-- Short exercise --
Can the lines below, from the one that holds "Decode this image" to the very end, be echoed exactly, with both ends included and no pictures?

-- The input --
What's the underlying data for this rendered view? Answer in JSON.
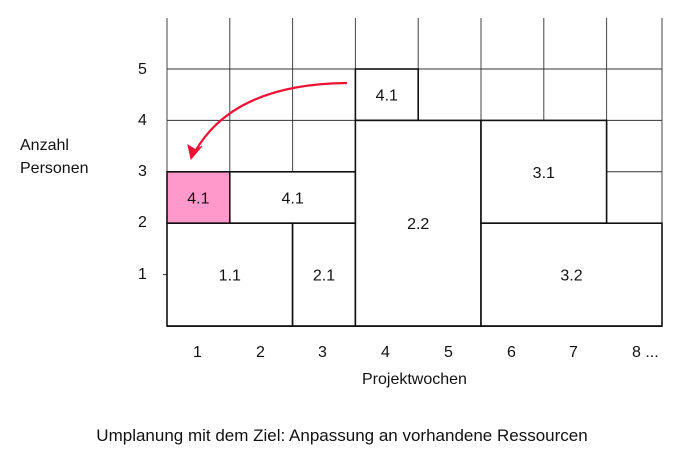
{
  "y_axis_label_line1": "Anzahl",
  "y_axis_label_line2": "Personen",
  "y_ticks": [
    "1",
    "2",
    "3",
    "4",
    "5"
  ],
  "x_ticks": [
    "1",
    "2",
    "3",
    "4",
    "5",
    "6",
    "7",
    "8 ..."
  ],
  "x_axis_label": "Projektwochen",
  "caption": "Umplanung mit dem Ziel: Anpassung an vorhandene Ressourcen",
  "tasks": [
    {
      "label": "4.1",
      "week_start": 1,
      "week_end": 1,
      "persons_from": 2,
      "persons_to": 3,
      "highlight": true
    },
    {
      "label": "4.1",
      "week_start": 2,
      "week_end": 3,
      "persons_from": 2,
      "persons_to": 3
    },
    {
      "label": "1.1",
      "week_start": 1,
      "week_end": 2,
      "persons_from": 0,
      "persons_to": 2
    },
    {
      "label": "2.1",
      "week_start": 3,
      "week_end": 3,
      "persons_from": 0,
      "persons_to": 2
    },
    {
      "label": "4.1",
      "week_start": 4,
      "week_end": 4,
      "persons_from": 4,
      "persons_to": 5
    },
    {
      "label": "2.2",
      "week_start": 4,
      "week_end": 5,
      "persons_from": 0,
      "persons_to": 4
    },
    {
      "label": "3.1",
      "week_start": 6,
      "week_end": 7,
      "persons_from": 2,
      "persons_to": 4
    },
    {
      "label": "3.2",
      "week_start": 6,
      "week_end": 8,
      "persons_from": 0,
      "persons_to": 2
    }
  ],
  "colors": {
    "highlight": "#ff99cc",
    "arrow": "#ee1133"
  }
}
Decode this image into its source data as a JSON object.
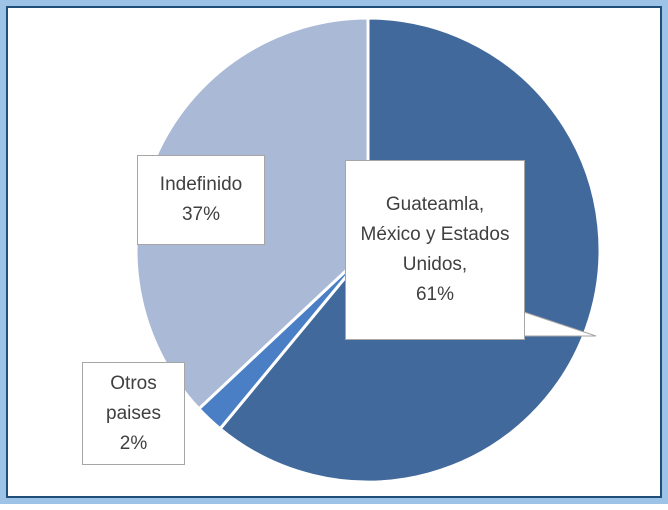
{
  "chart_data": {
    "type": "pie",
    "categories": [
      "Guateamla, México y Estados Unidos,",
      "Otros paises",
      "Indefinido"
    ],
    "values": [
      61,
      2,
      37
    ],
    "value_labels": [
      "61%",
      "2%",
      "37%"
    ],
    "colors": [
      "#41699c",
      "#4a7fc6",
      "#a9b9d6"
    ]
  }
}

-- Correct result --
Decode this image into its source data as a JSON object.
{
  "chart_data": {
    "type": "pie",
    "categories": [
      "Guateamla, México y Estados Unidos,",
      "Otros paises",
      "Indefinido"
    ],
    "values": [
      61,
      2,
      37
    ],
    "value_labels": [
      "61%",
      "2%",
      "37%"
    ],
    "colors": [
      "#41699c",
      "#4a7fc6",
      "#a9b9d6"
    ]
  }
}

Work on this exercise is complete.